[Dataset items]
::::
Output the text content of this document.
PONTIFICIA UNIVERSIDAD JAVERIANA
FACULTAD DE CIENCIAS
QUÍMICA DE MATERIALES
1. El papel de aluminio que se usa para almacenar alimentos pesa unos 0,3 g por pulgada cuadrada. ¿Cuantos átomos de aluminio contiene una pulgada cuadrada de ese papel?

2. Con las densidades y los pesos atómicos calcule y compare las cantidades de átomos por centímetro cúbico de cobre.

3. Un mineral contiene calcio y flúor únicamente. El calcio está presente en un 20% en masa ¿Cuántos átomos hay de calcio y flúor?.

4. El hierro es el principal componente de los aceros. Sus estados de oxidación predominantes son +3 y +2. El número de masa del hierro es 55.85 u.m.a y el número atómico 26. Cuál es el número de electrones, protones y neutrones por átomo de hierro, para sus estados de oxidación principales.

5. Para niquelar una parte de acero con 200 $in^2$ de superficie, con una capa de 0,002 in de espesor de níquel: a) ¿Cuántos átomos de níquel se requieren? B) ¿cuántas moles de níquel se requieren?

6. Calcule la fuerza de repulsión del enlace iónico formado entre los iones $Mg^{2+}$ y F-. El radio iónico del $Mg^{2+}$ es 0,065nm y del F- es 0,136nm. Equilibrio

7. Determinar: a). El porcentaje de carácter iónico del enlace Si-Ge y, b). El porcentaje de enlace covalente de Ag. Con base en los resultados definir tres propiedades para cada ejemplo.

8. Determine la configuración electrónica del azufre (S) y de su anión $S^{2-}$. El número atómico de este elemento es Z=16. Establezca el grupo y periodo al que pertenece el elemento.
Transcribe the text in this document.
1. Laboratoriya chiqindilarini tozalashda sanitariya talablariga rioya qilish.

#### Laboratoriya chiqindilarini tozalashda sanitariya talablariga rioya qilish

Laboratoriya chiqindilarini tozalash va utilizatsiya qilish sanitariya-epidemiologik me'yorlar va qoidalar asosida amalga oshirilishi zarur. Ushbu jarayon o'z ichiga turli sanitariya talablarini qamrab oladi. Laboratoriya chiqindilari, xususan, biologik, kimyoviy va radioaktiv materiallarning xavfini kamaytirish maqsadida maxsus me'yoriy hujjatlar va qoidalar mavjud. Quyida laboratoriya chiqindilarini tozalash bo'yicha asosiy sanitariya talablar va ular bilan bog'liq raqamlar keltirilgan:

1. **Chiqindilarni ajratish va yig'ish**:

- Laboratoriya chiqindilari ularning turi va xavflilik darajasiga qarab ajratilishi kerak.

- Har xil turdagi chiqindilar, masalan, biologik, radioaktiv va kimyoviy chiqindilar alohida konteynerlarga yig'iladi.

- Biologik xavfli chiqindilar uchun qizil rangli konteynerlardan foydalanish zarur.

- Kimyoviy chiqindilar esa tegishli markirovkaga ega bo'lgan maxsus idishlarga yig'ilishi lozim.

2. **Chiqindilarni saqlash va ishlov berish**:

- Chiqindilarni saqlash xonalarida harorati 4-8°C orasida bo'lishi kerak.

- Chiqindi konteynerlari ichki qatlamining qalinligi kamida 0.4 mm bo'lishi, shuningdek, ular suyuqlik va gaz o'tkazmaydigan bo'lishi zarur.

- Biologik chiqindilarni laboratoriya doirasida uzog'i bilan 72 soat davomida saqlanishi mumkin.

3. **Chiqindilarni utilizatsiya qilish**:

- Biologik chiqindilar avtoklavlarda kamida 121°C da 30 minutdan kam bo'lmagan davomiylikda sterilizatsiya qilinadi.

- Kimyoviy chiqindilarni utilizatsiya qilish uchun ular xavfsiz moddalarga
::::
Task objective. Print all of the data exactly as it was given.

Written answer.
Output the text content of this document.
PONTIFICIA UNIVERSIDAD JAVERIANA
FACULTAD DE CIENCIAS
QUÍMICA DE MATERIALES
1. El papel de aluminio que se usa para almacenar alimentos pesa unos 0,3 g por pulgada cuadrada. ¿Cuantos átomos de aluminio contiene una pulgada cuadrada de ese papel?

2. Con las densidades y los pesos atómicos calcule y compare las cantidades de átomos por centímetro cúbico de cobre.

3. Un mineral contiene calcio y flúor únicamente. El calcio está presente en un 20% en masa ¿Cuántos átomos hay de calcio y flúor?.

4. El hierro es el principal componente de los aceros. Sus estados de oxidación predominantes son +3 y +2. El número de masa del hierro es 55.85 u.m.a y el número atómico 26. Cuál es el número de electrones, protones y neutrones por átomo de hierro, para sus estados de oxidación principales.

5. Para niquelar una parte de acero con 200 $in^2$ de superficie, con una capa de 0,002 in de espesor de níquel: a) ¿Cuántos átomos de níquel se requieren? B) ¿cuántas moles de níquel se requieren?

6. Calcule la fuerza de repulsión del enlace iónico formado entre los iones $Mg^{2+}$ y F-. El radio iónico del $Mg^{2+}$ es 0,065nm y del F- es 0,136nm. Equilibrio

7. Determinar: a). El porcentaje de carácter iónico del enlace Si-Ge y, b). El porcentaje de enlace covalente de Ag. Con base en los resultados definir tres propiedades para cada ejemplo.

8. Determine la configuración electrónica del azufre (S) y de su anión $S^{2-}$. El número atómico de este elemento es Z=16. Establezca el grupo y periodo al que pertenece el elemento.
Transcribe the text in this document.
1. Laboratoriya chiqindilarini tozalashda sanitariya talablariga rioya qilish.

#### Laboratoriya chiqindilarini tozalashda sanitariya talablariga rioya qilish

Laboratoriya chiqindilarini tozalash va utilizatsiya qilish sanitariya-epidemiologik me'yorlar va qoidalar asosida amalga oshirilishi zarur. Ushbu jarayon o'z ichiga turli sanitariya talablarini qamrab oladi. Laboratoriya chiqindilari, xususan, biologik, kimyoviy va radioaktiv materiallarning xavfini kamaytirish maqsadida maxsus me'yoriy hujjatlar va qoidalar mavjud. Quyida laboratoriya chiqindilarini tozalash bo'yicha asosiy sanitariya talablar va ular bilan bog'liq raqamlar keltirilgan:

1. **Chiqindilarni ajratish va yig'ish**:

- Laboratoriya chiqindilari ularning turi va xavflilik darajasiga qarab ajratilishi kerak.

- Har xil turdagi chiqindilar, masalan, biologik, radioaktiv va kimyoviy chiqindilar alohida konteynerlarga yig'iladi.

- Biologik xavfli chiqindilar uchun qizil rangli konteynerlardan foydalanish zarur.

- Kimyoviy chiqindilar esa tegishli markirovkaga ega bo'lgan maxsus idishlarga yig'ilishi lozim.

2. **Chiqindilarni saqlash va ishlov berish**:

- Chiqindilarni saqlash xonalarida harorati 4-8°C orasida bo'lishi kerak.

- Chiqindi konteynerlari ichki qatlamining qalinligi kamida 0.4 mm bo'lishi, shuningdek, ular suyuqlik va gaz o'tkazmaydigan bo'lishi zarur.

- Biologik chiqindilarni laboratoriya doirasida uzog'i bilan 72 soat davomida saqlanishi mumkin.

3. **Chiqindilarni utilizatsiya qilish**:

- Biologik chiqindilar avtoklavlarda kamida 121°C da 30 minutdan kam bo'lmagan davomiylikda sterilizatsiya qilinadi.

- Kimyoviy chiqindilarni utilizatsiya qilish uchun ular xavfsiz moddalarga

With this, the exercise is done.